● **RECORDED INFORMATION**:
━━━━━━━━
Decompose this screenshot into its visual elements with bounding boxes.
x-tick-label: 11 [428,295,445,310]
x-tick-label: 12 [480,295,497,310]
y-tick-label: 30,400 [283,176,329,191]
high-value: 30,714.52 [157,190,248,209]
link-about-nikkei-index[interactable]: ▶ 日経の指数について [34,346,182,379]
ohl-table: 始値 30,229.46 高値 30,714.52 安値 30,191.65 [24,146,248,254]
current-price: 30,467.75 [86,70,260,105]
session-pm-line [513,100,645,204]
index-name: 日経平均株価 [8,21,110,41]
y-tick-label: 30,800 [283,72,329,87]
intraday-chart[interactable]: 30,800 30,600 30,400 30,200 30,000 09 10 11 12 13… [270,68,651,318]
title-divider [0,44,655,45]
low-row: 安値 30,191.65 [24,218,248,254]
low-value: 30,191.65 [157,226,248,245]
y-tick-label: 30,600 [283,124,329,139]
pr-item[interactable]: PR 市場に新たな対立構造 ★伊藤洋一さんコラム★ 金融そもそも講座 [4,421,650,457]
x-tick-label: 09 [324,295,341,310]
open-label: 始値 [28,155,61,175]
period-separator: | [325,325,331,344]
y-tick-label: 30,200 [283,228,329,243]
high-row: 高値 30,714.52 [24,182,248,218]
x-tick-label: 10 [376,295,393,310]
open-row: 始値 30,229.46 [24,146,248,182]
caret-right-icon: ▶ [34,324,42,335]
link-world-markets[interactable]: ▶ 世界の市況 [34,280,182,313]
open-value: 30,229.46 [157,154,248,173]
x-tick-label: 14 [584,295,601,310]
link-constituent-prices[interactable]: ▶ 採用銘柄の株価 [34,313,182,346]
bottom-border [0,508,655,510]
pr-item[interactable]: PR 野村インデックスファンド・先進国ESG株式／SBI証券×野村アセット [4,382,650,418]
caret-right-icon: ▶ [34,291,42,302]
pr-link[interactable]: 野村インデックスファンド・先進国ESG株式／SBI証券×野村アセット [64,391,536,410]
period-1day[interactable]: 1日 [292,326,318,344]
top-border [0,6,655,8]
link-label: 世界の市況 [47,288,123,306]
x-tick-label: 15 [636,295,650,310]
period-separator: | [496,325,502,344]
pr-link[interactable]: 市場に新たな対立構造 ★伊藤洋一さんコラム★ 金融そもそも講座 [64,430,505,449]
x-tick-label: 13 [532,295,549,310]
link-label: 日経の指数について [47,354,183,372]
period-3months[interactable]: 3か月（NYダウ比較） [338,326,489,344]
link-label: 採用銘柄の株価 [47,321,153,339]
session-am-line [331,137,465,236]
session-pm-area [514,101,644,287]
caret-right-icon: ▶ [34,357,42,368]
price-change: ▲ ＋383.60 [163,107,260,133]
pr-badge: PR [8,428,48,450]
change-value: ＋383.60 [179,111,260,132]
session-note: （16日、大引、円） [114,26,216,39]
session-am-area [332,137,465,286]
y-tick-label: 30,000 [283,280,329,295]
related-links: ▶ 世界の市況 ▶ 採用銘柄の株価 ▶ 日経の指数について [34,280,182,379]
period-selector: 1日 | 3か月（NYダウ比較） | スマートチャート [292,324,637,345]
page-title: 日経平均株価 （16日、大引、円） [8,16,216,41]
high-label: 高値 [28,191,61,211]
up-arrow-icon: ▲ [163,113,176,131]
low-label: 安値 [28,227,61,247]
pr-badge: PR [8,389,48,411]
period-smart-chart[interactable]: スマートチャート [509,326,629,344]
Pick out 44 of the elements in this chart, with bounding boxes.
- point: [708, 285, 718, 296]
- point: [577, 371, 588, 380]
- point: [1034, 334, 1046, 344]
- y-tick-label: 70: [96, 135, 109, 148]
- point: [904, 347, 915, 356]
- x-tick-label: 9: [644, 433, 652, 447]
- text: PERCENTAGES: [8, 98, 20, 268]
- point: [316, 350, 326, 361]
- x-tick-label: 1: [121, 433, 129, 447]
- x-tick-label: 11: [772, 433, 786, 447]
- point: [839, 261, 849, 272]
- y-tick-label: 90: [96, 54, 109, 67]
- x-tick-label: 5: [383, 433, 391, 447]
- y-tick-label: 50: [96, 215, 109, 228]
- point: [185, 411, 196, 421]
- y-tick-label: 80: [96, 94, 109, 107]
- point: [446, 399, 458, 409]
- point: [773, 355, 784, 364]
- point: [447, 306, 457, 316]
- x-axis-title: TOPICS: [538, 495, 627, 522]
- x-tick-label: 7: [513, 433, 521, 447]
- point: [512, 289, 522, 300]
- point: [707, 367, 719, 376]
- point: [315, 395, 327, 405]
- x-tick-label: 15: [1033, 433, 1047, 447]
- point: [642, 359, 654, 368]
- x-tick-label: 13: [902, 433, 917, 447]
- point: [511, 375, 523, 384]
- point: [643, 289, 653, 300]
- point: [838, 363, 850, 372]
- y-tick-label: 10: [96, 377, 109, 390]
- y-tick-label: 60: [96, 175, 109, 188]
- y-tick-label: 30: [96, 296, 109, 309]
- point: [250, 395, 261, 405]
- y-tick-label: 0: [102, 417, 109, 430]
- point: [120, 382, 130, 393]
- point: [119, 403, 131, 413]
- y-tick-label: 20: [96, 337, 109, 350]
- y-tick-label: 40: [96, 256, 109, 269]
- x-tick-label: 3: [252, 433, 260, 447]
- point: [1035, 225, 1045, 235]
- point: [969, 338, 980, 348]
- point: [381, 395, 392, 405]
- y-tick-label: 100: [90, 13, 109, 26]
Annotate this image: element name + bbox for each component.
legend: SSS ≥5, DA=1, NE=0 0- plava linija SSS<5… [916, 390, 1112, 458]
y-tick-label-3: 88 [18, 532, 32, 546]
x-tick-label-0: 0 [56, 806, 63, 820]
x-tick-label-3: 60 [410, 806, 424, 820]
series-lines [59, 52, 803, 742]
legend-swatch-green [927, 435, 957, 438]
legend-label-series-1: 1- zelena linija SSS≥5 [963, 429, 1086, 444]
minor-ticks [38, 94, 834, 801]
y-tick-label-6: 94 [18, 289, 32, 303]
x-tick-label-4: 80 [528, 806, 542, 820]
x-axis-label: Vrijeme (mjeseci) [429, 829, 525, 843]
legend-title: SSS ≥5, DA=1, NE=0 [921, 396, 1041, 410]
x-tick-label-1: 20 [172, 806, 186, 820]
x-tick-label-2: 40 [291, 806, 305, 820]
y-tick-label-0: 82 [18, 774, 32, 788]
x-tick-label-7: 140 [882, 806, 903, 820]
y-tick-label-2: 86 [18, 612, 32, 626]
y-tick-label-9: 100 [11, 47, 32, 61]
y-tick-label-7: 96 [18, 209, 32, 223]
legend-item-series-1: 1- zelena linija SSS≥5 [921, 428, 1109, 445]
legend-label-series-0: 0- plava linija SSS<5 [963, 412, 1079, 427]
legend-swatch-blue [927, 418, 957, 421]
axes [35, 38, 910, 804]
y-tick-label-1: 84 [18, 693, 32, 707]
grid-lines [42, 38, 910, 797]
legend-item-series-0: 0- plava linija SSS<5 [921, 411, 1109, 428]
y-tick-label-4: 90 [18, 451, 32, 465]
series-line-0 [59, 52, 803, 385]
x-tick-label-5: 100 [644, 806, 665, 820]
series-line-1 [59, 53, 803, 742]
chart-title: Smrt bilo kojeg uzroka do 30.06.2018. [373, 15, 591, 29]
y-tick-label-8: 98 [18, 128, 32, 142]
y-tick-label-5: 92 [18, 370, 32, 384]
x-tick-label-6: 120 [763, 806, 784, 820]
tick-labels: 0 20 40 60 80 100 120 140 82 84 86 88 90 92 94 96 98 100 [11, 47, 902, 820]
━━━━━━━━
● **GIVEN PROBLEM**:
Gather every line in the items above that contains the string "elements". Case counts, so match uppercase and lowercase letters precisely.

● **ANSWER IN FULL**:
Decompose this screenshot into its visual elements with bounding boxes.
Pick out 44 of the elements in this chart, with bounding boxes.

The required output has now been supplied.